◆ YOUR GOAL ◆
Reproduce the records from the line containing "category-label-3: Costs of" through the line containing "bar-5 <box>502 242 556 263</box>", replacing each "Operating Income" with "Operating Profit" and leaving everything else unchanged.

** START GIVEN RECORDS **

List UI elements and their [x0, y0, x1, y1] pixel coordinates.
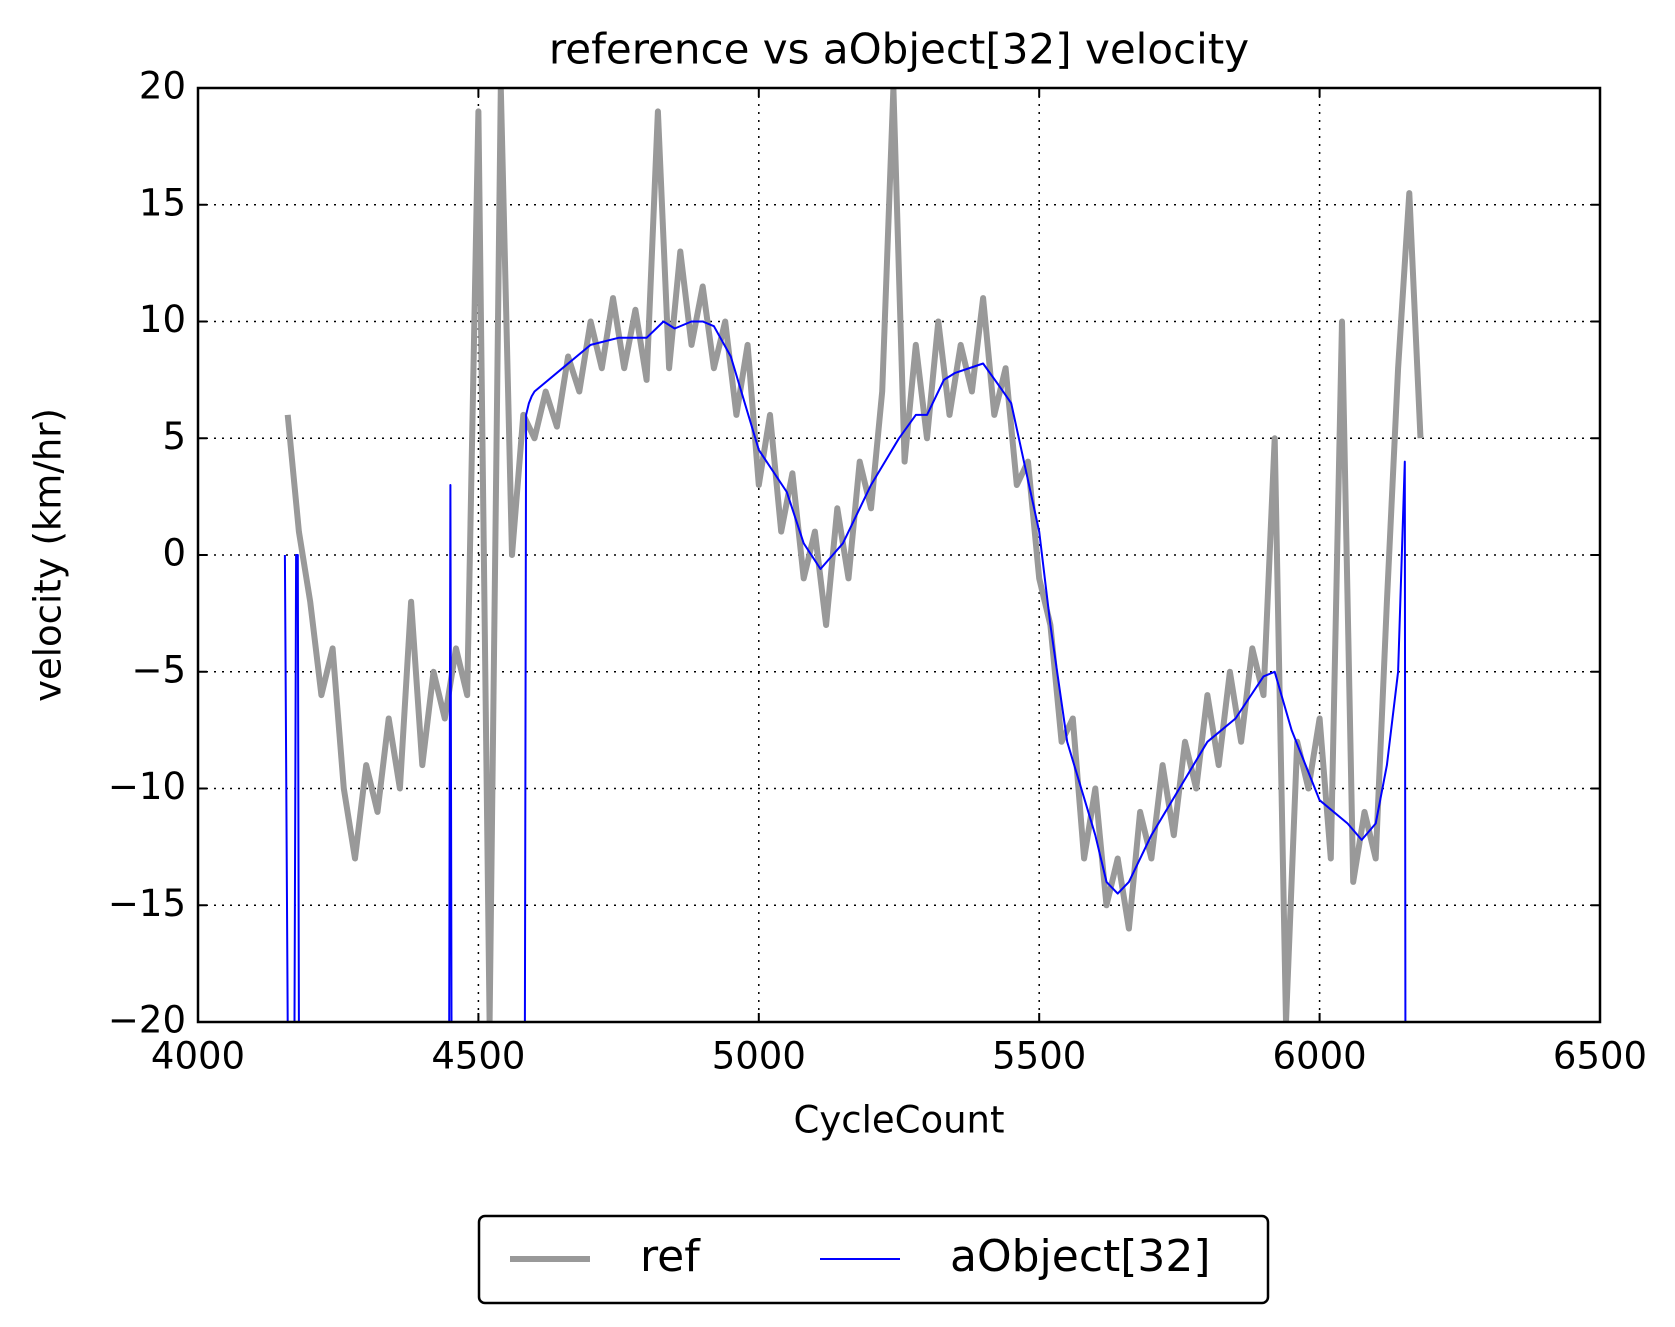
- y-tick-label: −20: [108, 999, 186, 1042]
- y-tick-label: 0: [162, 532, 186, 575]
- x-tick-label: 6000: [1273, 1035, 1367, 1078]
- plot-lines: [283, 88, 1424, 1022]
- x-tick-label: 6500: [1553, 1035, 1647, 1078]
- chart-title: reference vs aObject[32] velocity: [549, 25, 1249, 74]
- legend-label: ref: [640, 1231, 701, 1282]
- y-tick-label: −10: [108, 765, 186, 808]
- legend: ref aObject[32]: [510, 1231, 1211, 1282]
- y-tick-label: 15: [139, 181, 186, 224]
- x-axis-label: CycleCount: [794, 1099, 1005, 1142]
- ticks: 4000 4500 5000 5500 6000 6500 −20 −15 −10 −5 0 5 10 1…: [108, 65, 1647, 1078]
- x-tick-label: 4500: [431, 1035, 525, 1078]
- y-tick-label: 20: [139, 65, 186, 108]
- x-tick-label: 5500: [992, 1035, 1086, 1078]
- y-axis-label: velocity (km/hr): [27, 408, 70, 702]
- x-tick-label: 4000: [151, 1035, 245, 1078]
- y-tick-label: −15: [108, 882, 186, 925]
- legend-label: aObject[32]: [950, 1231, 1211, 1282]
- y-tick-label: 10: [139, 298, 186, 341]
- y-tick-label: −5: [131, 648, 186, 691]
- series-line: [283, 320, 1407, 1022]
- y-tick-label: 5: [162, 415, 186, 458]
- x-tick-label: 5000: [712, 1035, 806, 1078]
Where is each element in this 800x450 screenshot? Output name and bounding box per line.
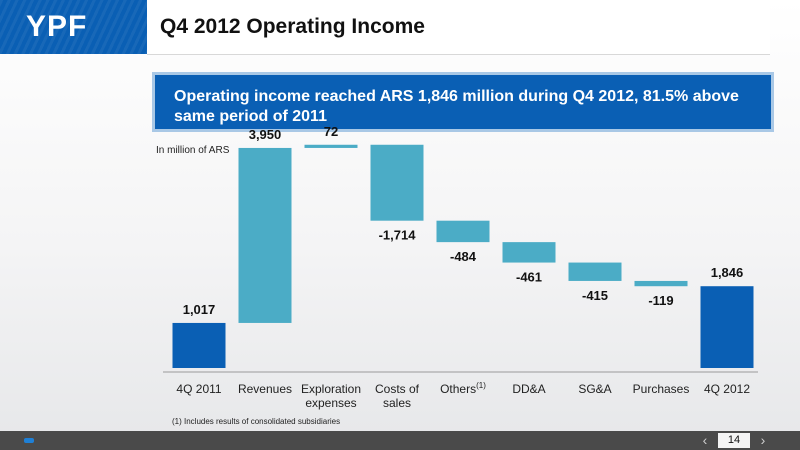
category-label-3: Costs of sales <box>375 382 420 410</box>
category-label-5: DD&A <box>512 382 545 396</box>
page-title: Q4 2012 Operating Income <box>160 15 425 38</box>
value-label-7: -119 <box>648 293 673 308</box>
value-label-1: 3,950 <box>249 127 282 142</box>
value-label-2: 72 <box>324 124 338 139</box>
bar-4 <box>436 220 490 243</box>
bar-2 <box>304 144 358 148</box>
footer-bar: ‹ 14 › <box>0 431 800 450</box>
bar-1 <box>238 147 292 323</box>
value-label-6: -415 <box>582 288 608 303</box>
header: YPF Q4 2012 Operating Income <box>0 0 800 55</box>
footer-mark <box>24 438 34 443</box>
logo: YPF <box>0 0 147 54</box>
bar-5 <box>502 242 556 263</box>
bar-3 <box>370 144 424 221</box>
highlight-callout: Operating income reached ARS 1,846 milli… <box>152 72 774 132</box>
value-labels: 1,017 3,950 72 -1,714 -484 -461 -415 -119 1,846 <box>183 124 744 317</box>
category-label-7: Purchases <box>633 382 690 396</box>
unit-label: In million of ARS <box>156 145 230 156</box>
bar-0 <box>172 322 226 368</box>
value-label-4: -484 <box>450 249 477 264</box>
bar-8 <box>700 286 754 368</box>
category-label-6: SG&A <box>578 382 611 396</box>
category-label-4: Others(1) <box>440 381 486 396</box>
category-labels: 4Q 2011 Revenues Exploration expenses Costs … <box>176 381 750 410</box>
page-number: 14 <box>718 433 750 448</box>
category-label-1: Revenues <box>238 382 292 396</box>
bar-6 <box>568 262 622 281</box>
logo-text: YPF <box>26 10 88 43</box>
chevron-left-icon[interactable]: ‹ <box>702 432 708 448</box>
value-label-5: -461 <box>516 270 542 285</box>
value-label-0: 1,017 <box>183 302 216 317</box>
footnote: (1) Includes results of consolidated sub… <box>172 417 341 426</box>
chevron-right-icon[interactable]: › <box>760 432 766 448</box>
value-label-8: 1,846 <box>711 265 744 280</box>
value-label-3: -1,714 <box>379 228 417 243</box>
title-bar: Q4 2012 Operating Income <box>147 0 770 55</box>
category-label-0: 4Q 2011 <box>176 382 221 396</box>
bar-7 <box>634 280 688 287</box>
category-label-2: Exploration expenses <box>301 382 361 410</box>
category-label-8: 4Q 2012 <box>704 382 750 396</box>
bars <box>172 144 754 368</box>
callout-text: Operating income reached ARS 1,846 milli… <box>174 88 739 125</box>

** END GIVEN RECORDS **

◆ TASK SOLUTION ◆
category-label-3: Costs of sales <box>375 382 420 410</box>
category-label-5: DD&A <box>512 382 545 396</box>
page-title: Q4 2012 Operating Profit <box>160 15 425 38</box>
value-label-7: -119 <box>648 293 673 308</box>
value-label-1: 3,950 <box>249 127 282 142</box>
value-label-2: 72 <box>324 124 338 139</box>
bar-4 <box>436 220 490 243</box>
bar-2 <box>304 144 358 148</box>
footer-bar: ‹ 14 › <box>0 431 800 450</box>
bar-1 <box>238 147 292 323</box>
value-label-6: -415 <box>582 288 608 303</box>
header: YPF Q4 2012 Operating Profit <box>0 0 800 55</box>
footer-mark <box>24 438 34 443</box>
logo: YPF <box>0 0 147 54</box>
bar-5 <box>502 242 556 263</box>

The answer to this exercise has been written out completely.